**Problem statement:**
Only the lines holding the string "квалификации" are needed. Copy each one.

__________

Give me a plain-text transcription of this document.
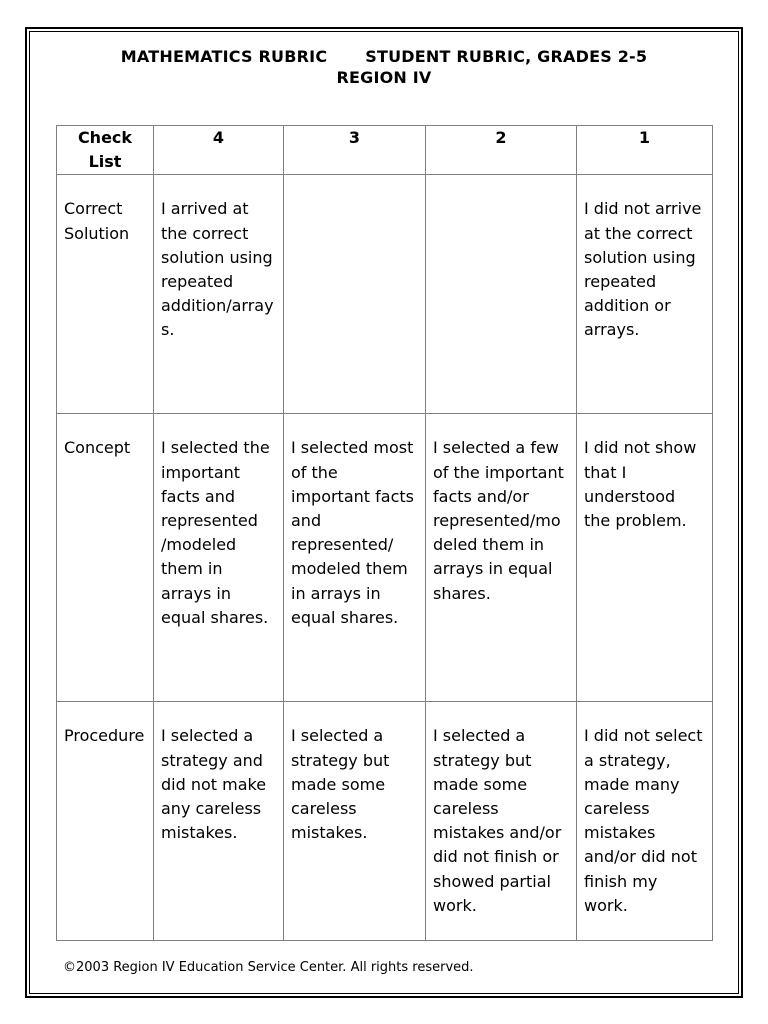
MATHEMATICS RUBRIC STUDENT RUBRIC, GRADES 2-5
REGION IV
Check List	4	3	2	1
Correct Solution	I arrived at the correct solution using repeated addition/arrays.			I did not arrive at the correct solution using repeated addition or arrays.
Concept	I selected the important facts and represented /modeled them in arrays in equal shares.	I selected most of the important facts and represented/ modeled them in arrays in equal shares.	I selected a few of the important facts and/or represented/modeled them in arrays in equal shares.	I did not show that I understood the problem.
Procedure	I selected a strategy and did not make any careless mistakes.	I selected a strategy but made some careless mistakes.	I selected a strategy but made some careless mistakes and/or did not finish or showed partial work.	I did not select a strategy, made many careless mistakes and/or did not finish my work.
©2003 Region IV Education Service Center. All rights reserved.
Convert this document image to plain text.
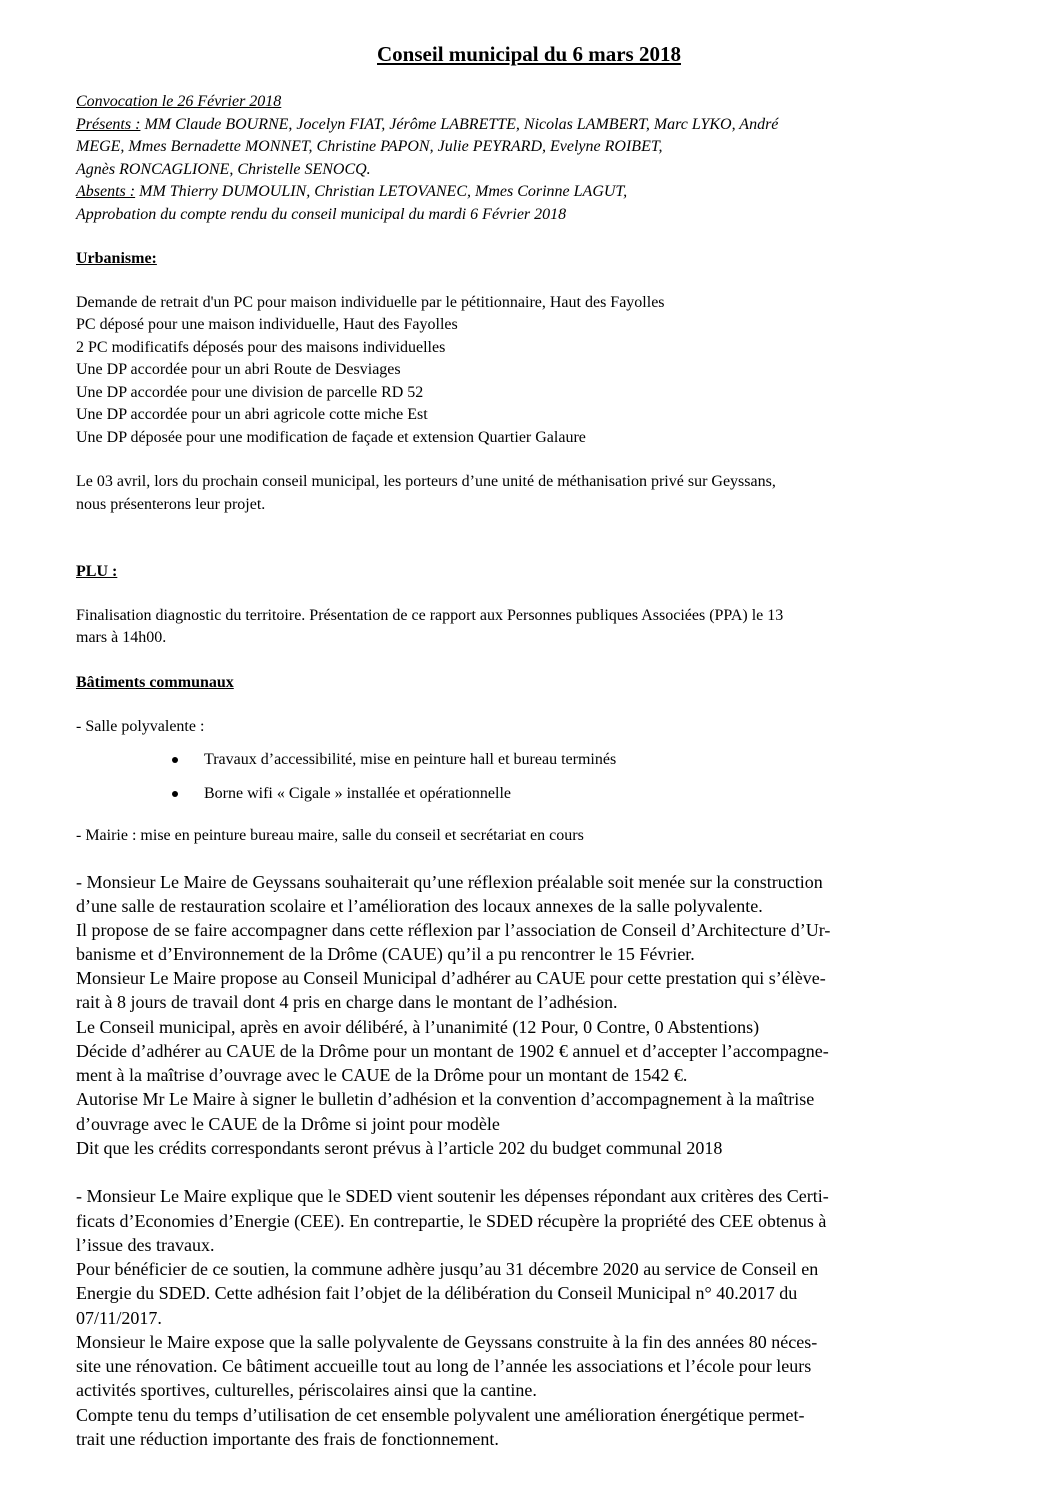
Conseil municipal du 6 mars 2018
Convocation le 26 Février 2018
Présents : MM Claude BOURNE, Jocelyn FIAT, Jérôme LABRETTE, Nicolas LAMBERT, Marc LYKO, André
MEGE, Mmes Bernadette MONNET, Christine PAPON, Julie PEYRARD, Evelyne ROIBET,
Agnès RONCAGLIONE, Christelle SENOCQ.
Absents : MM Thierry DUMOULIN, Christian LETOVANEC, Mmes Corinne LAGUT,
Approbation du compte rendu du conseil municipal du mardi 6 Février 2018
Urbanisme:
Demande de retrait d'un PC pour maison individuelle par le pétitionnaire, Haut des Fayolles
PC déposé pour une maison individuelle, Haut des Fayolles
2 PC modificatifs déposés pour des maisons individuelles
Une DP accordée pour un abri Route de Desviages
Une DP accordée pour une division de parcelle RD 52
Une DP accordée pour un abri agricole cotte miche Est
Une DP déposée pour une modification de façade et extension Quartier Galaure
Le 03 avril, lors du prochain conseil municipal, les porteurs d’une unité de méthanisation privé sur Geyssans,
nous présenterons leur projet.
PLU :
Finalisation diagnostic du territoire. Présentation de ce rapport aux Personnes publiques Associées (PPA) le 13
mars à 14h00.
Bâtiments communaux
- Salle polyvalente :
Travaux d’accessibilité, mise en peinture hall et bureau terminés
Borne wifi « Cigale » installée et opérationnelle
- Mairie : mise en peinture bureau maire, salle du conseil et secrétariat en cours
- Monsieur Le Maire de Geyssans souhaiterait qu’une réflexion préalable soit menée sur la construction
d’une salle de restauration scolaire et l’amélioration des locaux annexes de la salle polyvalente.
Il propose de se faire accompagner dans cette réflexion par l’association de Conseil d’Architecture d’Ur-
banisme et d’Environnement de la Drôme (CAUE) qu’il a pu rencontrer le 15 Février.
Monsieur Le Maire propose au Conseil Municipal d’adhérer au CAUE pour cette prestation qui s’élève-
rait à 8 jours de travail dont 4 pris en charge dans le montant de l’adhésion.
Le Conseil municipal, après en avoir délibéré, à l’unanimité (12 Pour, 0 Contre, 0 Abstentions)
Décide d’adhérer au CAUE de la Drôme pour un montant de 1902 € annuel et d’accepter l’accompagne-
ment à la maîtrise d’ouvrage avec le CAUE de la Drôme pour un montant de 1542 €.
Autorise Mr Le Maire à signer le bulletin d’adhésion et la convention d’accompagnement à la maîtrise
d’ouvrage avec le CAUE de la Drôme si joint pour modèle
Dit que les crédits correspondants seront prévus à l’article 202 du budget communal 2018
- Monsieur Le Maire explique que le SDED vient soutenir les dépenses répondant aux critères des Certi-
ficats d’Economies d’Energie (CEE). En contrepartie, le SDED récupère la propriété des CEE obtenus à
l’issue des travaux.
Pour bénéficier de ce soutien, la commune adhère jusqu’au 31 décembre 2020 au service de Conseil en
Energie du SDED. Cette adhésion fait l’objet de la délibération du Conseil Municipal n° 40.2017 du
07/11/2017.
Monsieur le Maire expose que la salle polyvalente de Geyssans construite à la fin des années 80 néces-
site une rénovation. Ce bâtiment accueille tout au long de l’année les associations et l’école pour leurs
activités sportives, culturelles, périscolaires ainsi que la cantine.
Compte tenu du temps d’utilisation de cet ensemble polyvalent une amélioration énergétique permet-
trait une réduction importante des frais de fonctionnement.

__________

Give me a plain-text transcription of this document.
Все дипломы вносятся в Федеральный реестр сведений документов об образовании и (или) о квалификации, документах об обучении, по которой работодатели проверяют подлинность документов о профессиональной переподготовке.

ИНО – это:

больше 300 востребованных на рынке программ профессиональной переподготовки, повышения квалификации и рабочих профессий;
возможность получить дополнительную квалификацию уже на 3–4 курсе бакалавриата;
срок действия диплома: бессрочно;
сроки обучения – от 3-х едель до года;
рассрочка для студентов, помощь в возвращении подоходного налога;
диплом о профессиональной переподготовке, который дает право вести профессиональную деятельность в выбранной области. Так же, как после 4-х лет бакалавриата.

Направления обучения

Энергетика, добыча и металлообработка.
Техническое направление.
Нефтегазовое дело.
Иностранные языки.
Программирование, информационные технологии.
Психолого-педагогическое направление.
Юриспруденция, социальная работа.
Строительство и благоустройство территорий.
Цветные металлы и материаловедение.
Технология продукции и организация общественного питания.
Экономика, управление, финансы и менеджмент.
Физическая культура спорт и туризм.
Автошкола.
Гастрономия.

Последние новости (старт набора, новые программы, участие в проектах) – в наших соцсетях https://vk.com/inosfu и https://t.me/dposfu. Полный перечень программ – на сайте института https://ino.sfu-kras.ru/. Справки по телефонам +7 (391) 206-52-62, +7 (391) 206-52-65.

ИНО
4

__________

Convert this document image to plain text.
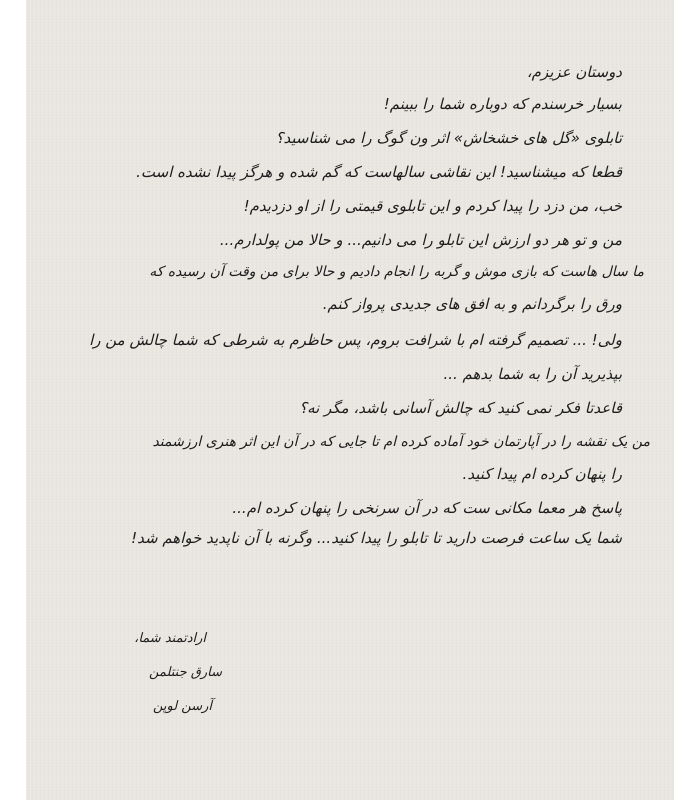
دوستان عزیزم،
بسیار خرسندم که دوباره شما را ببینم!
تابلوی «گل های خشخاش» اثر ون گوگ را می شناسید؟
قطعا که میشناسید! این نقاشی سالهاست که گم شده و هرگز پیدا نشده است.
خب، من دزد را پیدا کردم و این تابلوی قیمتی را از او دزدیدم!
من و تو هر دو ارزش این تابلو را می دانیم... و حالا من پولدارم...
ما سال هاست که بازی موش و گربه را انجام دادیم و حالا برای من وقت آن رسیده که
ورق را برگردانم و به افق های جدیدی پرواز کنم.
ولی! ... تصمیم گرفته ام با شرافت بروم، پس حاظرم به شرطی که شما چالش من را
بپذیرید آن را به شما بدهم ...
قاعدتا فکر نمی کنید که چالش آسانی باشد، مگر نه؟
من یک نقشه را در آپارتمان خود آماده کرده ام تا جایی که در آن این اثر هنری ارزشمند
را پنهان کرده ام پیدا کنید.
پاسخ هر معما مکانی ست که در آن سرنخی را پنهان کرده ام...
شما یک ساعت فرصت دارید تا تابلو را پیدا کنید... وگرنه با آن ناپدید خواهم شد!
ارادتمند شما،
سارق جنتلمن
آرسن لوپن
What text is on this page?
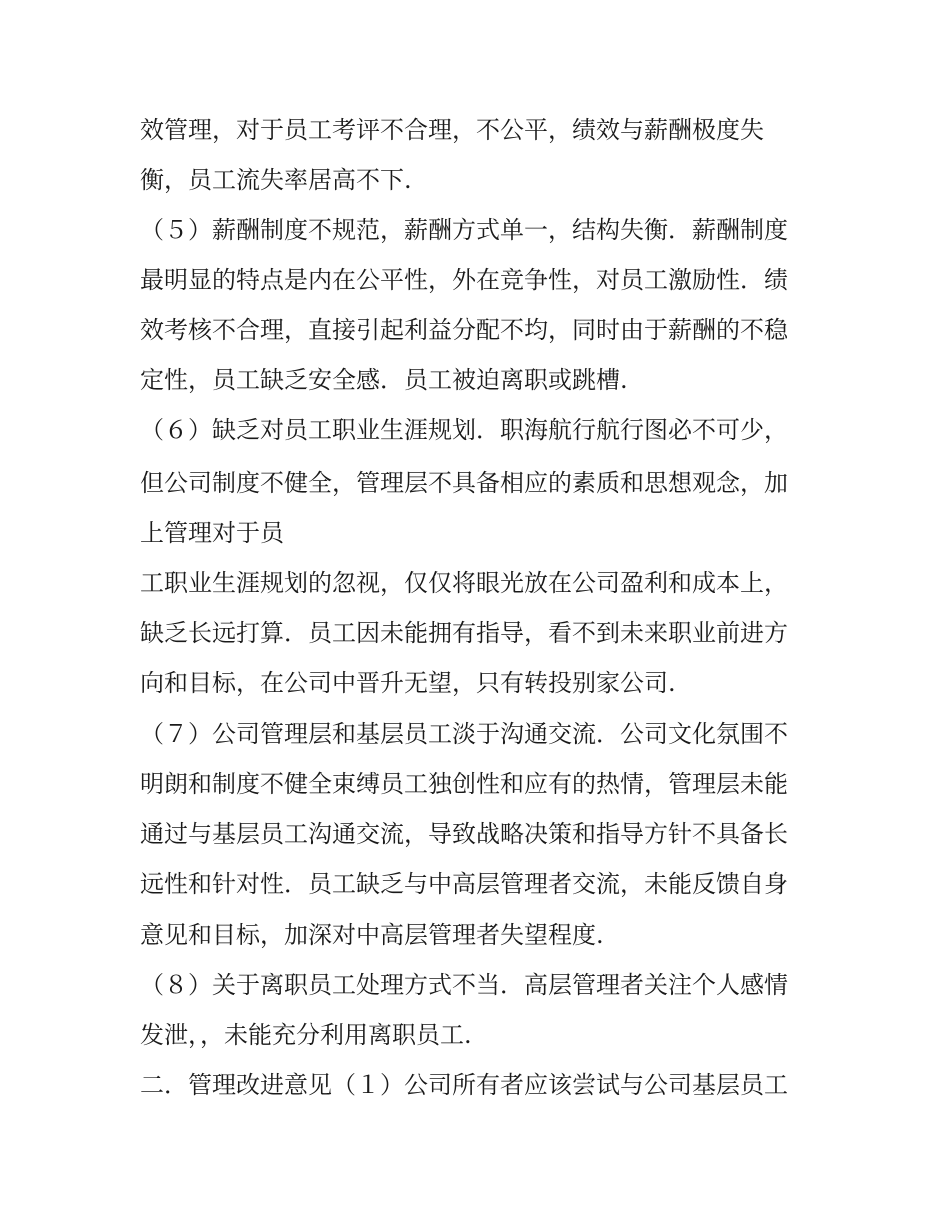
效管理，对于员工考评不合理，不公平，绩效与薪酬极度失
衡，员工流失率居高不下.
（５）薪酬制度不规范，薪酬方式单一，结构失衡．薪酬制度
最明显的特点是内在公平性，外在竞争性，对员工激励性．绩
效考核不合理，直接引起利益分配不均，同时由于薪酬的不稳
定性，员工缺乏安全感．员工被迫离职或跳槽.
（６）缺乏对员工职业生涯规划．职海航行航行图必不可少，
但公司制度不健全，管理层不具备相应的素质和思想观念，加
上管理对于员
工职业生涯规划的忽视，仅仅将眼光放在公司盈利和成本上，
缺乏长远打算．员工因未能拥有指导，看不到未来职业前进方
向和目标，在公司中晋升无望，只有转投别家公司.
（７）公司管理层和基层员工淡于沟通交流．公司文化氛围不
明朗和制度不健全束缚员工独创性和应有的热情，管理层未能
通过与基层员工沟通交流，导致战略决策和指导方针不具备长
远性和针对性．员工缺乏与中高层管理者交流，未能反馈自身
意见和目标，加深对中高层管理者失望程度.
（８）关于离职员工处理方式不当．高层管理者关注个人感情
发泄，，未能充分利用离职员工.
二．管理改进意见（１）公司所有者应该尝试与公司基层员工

__________

**Solved problem:**
Все дипломы вносятся в Федеральный реестр сведений документов об образовании и (или) о квалификации, документах об обучении, по которой работодатели проверяют подлинность документов о профессиональной переподготовке.
больше 300 востребованных на рынке программ профессиональной переподготовки, повышения квалификации и рабочих профессий;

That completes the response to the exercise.